- **Task statement**: Pull every "syleemomo" line out of the data below.

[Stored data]
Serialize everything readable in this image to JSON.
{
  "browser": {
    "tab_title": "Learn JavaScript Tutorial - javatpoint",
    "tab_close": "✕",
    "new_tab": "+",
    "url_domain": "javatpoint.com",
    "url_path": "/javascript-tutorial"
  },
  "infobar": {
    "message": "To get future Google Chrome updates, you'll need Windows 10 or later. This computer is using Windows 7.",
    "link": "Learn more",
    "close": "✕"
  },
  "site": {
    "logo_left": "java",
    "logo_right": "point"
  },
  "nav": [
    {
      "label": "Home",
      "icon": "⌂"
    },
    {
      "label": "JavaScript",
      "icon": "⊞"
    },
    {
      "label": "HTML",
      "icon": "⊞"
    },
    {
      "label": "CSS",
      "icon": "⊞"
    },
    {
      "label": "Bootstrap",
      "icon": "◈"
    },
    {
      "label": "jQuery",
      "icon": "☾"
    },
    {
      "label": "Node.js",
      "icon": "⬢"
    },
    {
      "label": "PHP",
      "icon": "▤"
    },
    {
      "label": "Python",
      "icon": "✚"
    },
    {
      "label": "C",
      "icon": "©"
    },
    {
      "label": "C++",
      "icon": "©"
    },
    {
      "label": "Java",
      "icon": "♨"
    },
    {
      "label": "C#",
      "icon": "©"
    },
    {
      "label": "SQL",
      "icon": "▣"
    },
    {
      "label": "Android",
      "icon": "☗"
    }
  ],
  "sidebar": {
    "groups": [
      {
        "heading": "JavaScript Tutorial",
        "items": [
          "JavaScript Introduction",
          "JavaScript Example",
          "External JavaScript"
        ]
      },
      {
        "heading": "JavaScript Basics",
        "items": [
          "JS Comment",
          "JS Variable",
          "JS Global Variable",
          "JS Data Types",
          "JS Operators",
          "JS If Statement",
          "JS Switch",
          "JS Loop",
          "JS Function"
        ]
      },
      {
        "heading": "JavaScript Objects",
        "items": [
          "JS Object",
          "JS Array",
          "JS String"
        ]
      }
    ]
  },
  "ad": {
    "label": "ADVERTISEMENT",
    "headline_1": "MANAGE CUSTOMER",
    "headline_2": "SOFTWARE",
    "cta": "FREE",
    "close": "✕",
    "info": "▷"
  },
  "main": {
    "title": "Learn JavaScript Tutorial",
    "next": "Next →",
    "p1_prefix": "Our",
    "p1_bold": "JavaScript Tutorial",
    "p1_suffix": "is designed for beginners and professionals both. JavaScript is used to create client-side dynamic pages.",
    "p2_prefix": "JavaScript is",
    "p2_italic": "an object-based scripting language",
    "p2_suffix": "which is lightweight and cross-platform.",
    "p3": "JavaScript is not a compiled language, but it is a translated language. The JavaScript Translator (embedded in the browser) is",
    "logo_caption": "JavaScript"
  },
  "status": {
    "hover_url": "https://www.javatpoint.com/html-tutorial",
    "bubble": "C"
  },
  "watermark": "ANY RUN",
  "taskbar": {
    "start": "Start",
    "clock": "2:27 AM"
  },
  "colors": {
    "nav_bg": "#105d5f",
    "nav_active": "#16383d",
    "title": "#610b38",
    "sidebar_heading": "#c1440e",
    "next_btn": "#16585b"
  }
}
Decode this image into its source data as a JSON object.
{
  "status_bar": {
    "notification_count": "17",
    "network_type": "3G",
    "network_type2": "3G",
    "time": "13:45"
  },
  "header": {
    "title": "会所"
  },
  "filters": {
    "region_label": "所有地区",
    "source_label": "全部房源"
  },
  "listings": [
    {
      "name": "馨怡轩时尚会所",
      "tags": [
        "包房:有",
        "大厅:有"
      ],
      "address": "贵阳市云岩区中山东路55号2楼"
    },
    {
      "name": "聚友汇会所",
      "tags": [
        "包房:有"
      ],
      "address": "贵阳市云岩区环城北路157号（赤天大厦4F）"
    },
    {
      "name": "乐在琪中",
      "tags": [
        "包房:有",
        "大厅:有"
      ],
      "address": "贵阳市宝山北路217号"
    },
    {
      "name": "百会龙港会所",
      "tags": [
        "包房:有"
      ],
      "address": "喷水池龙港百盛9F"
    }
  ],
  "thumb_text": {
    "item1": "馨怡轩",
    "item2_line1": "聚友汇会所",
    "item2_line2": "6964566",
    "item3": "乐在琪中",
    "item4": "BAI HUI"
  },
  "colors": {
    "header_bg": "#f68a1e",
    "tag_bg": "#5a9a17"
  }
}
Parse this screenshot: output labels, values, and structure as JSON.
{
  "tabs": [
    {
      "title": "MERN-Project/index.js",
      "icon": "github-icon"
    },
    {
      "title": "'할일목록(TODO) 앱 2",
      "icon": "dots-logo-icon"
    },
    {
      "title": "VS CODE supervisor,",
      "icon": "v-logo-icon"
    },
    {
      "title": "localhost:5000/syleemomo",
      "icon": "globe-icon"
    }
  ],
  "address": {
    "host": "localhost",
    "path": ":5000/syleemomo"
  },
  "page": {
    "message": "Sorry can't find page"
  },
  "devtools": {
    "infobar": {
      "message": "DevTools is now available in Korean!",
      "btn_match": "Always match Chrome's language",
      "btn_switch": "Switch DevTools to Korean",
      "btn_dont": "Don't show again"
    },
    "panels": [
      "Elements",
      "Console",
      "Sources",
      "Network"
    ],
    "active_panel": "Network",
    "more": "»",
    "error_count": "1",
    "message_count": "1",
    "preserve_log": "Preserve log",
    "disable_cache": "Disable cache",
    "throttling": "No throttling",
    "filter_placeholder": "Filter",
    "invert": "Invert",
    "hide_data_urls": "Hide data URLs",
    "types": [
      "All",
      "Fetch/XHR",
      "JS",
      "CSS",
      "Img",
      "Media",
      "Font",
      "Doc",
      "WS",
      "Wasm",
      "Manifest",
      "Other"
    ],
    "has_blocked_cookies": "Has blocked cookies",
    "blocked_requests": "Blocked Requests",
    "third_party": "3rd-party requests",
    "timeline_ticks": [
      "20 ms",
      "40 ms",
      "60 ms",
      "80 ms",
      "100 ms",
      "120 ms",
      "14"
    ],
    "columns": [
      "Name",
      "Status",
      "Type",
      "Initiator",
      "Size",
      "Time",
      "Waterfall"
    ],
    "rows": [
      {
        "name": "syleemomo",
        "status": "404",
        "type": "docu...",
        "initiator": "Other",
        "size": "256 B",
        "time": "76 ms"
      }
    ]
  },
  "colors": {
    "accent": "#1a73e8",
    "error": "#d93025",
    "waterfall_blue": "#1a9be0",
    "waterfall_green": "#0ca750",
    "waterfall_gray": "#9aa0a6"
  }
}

- **Result for this task**:
      "title": "localhost:5000/syleemomo",
    "path": ":5000/syleemomo"
        "name": "syleemomo",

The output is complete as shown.